+++ Information provided +++
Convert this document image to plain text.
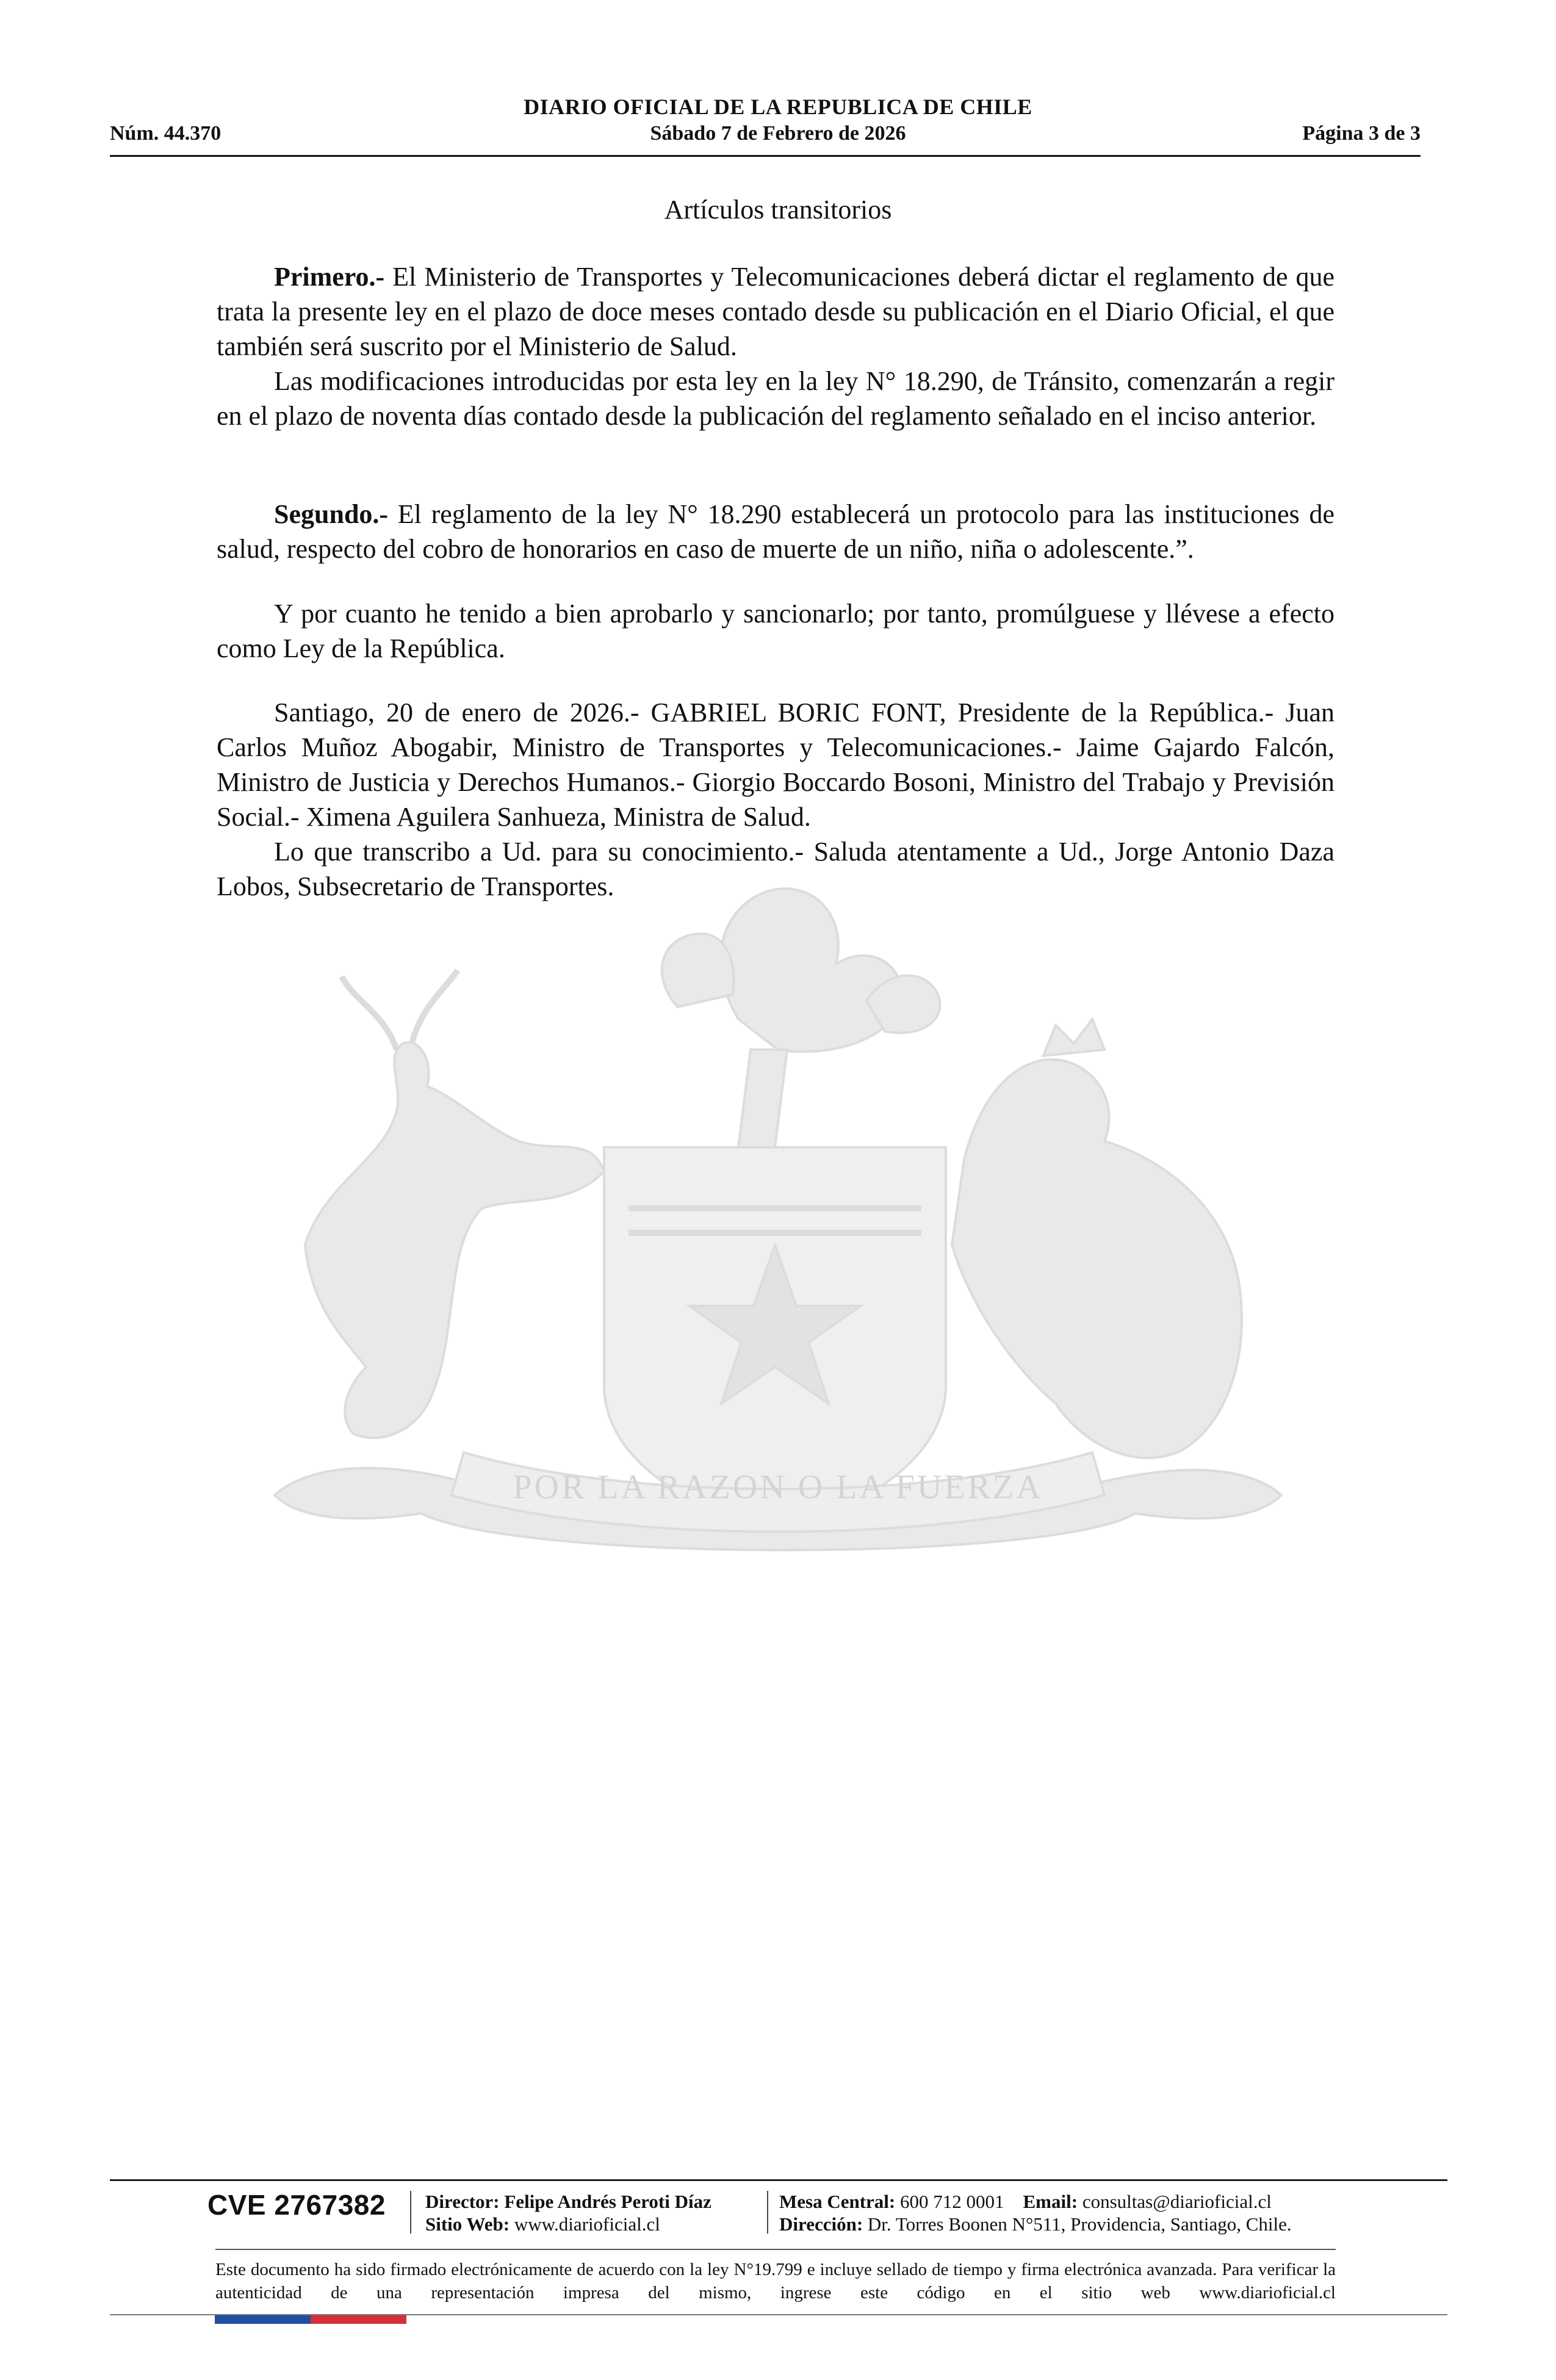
DIARIO OFICIAL DE LA REPUBLICA DE CHILE
Núm. 44.370	Sábado 7 de Febrero de 2026	Página 3 de 3
POR LA RAZON O LA FUERZA
Artículos transitorios

Primero.- El Ministerio de Transportes y Telecomunicaciones deberá dictar el reglamento de que trata la presente ley en el plazo de doce meses contado desde su publicación en el Diario Oficial, el que también será suscrito por el Ministerio de Salud.

Las modificaciones introducidas por esta ley en la ley N° 18.290, de Tránsito, comenzarán a regir en el plazo de noventa días contado desde la publicación del reglamento señalado en el inciso anterior.

Segundo.- El reglamento de la ley N° 18.290 establecerá un protocolo para las instituciones de salud, respecto del cobro de honorarios en caso de muerte de un niño, niña o adolescente.”.

Y por cuanto he tenido a bien aprobarlo y sancionarlo; por tanto, promúlguese y llévese a efecto como Ley de la República.

Santiago, 20 de enero de 2026.- GABRIEL BORIC FONT, Presidente de la República.- Juan Carlos Muñoz Abogabir, Ministro de Transportes y Telecomunicaciones.- Jaime Gajardo Falcón, Ministro de Justicia y Derechos Humanos.- Giorgio Boccardo Bosoni, Ministro del Trabajo y Previsión Social.- Ximena Aguilera Sanhueza, Ministra de Salud.

Lo que transcribo a Ud. para su conocimiento.- Saluda atentamente a Ud., Jorge Antonio Daza Lobos, Subsecretario de Transportes.

CVE 2767382 Director: Felipe Andrés Peroti Díaz
Sitio Web: www.diarioficial.cl
Mesa Central: 600 712 0001 Email: consultas@diarioficial.cl
Dirección: Dr. Torres Boonen N°511, Providencia, Santiago, Chile.
Este documento ha sido firmado electrónicamente de acuerdo con la ley N°19.799 e incluye sellado de tiempo y firma electrónica avanzada. Para verificar la autenticidad de una representación impresa del mismo, ingrese este código en el sitio web www.diarioficial.cl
+++
Task statement
In this exercise, set down all of the data exactly, without the pictures.

Output below
Convert this document image to plain text.
DIARIO OFICIAL DE LA REPUBLICA DE CHILE
Núm. 44.370	Sábado 7 de Febrero de 2026	Página 3 de 3
POR LA RAZON O LA FUERZA
Artículos transitorios

Primero.- El Ministerio de Transportes y Telecomunicaciones deberá dictar el reglamento de que trata la presente ley en el plazo de doce meses contado desde su publicación en el Diario Oficial, el que también será suscrito por el Ministerio de Salud.

Las modificaciones introducidas por esta ley en la ley N° 18.290, de Tránsito, comenzarán a regir en el plazo de noventa días contado desde la publicación del reglamento señalado en el inciso anterior.

Segundo.- El reglamento de la ley N° 18.290 establecerá un protocolo para las instituciones de salud, respecto del cobro de honorarios en caso de muerte de un niño, niña o adolescente.”.

Y por cuanto he tenido a bien aprobarlo y sancionarlo; por tanto, promúlguese y llévese a efecto como Ley de la República.

Santiago, 20 de enero de 2026.- GABRIEL BORIC FONT, Presidente de la República.- Juan Carlos Muñoz Abogabir, Ministro de Transportes y Telecomunicaciones.- Jaime Gajardo Falcón, Ministro de Justicia y Derechos Humanos.- Giorgio Boccardo Bosoni, Ministro del Trabajo y Previsión Social.- Ximena Aguilera Sanhueza, Ministra de Salud.

Lo que transcribo a Ud. para su conocimiento.- Saluda atentamente a Ud., Jorge Antonio Daza Lobos, Subsecretario de Transportes.

CVE 2767382 Director: Felipe Andrés Peroti Díaz
Sitio Web: www.diarioficial.cl
Mesa Central: 600 712 0001 Email: consultas@diarioficial.cl
Dirección: Dr. Torres Boonen N°511, Providencia, Santiago, Chile.
Este documento ha sido firmado electrónicamente de acuerdo con la ley N°19.799 e incluye sellado de tiempo y firma electrónica avanzada. Para verificar la autenticidad de una representación impresa del mismo, ingrese este código en el sitio web www.diarioficial.cl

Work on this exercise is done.